WHAT YOU NEED TO DO: Say how many lines include the word "title", using only a number.

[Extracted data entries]
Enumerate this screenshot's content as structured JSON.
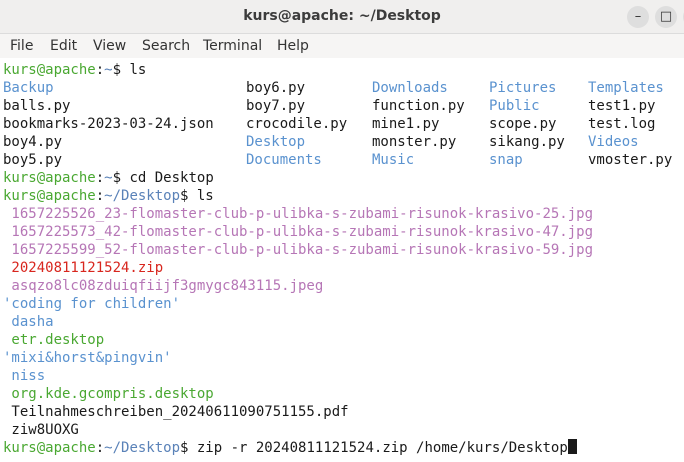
{
  "window": {
    "title": "kurs@apache: ~/Desktop",
    "buttons": {
      "minimize": "–",
      "maximize": "□",
      "close": "✕"
    }
  },
  "menu": [
    "File",
    "Edit",
    "View",
    "Search",
    "Terminal",
    "Help"
  ],
  "prompt": {
    "user_host": "kurs@apache",
    "colon": ":",
    "home": "~",
    "desktop": "~/Desktop",
    "dollar": "$"
  },
  "commands": {
    "ls1": " ls",
    "cd": " cd Desktop",
    "ls2": " ls",
    "zip": " zip -r 20240811121524.zip /home/kurs/Desktop"
  },
  "home_listing": [
    [
      "Backup",
      "boy6.py",
      "Downloads",
      "Pictures",
      "Templates"
    ],
    [
      "balls.py",
      "boy7.py",
      "function.py",
      "Public",
      "test1.py"
    ],
    [
      "bookmarks-2023-03-24.json",
      "crocodile.py",
      "mine1.py",
      "scope.py",
      "test.log"
    ],
    [
      "boy4.py",
      "Desktop",
      "monster.py",
      "sikang.py",
      "Videos"
    ],
    [
      "boy5.py",
      "Documents",
      "Music",
      "snap",
      "vmoster.py"
    ]
  ],
  "desktop_listing": [
    " 1657225526_23-flomaster-club-p-ulibka-s-zubami-risunok-krasivo-25.jpg",
    " 1657225573_42-flomaster-club-p-ulibka-s-zubami-risunok-krasivo-47.jpg",
    " 1657225599_52-flomaster-club-p-ulibka-s-zubami-risunok-krasivo-59.jpg",
    " 20240811121524.zip",
    " asqzo8lc08zduiqfiijf3gmygc843115.jpeg",
    "'coding for children'",
    " dasha",
    " etr.desktop",
    "'mixi&horst&pingvin'",
    " niss",
    " org.kde.gcompris.desktop",
    " Teilnahmeschreiben_20240611090751155.pdf",
    " ziw8UOXG"
  ],
  "colors": {
    "prompt_user": "#4aa832",
    "prompt_path": "#5a82b8",
    "directory": "#5a92cf",
    "image": "#b676b6",
    "archive": "#d8261e"
  }
}
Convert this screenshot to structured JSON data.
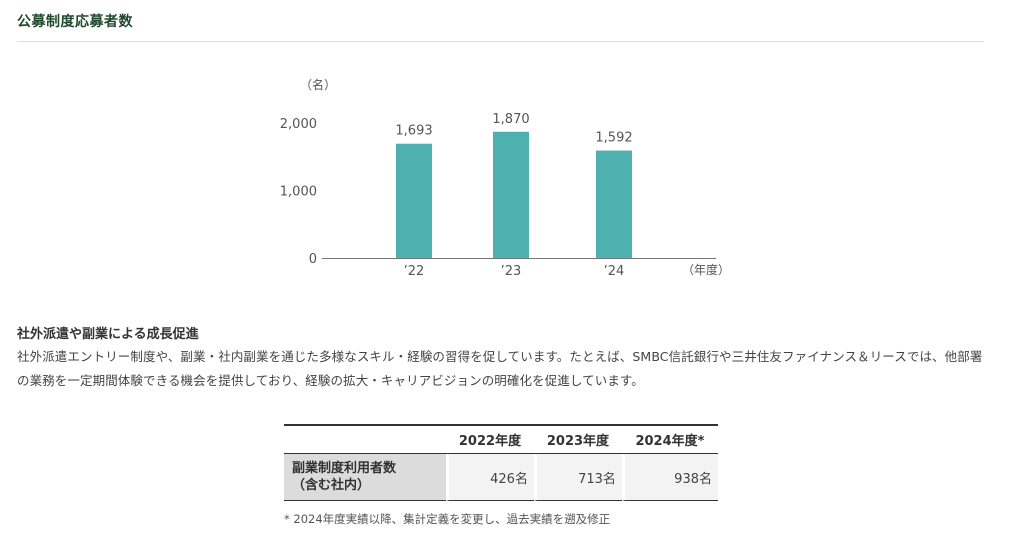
{
  "section": {
    "title": "公募制度応募者数"
  },
  "chart_data": {
    "type": "bar",
    "unit_label": "（名）",
    "categories": [
      "’22",
      "’23",
      "’24"
    ],
    "values": [
      1693,
      1870,
      1592
    ],
    "value_labels": [
      "1,693",
      "1,870",
      "1,592"
    ],
    "x_unit_label": "（年度）",
    "y_ticks": [
      {
        "value": 0,
        "label": "0"
      },
      {
        "value": 1000,
        "label": "1,000"
      },
      {
        "value": 2000,
        "label": "2,000"
      }
    ],
    "ylim": [
      0,
      2000
    ],
    "grid": false,
    "bar_color": "#4fb0b0"
  },
  "subsection": {
    "heading": "社外派遣や副業による成長促進",
    "body": "社外派遣エントリー制度や、副業・社内副業を通じた多様なスキル・経験の習得を促しています。たとえば、SMBC信託銀行や三井住友ファイナンス＆リースでは、他部署の業務を一定期間体験できる機会を提供しており、経験の拡大・キャリアビジョンの明確化を促進しています。"
  },
  "table": {
    "headers": [
      "2022年度",
      "2023年度",
      "2024年度*"
    ],
    "row_label_line1": "副業制度利用者数",
    "row_label_line2": "（含む社内）",
    "values": [
      "426名",
      "713名",
      "938名"
    ]
  },
  "footnote": "* 2024年度実績以降、集計定義を変更し、過去実績を遡及修正"
}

FINISHED ANSWER: 2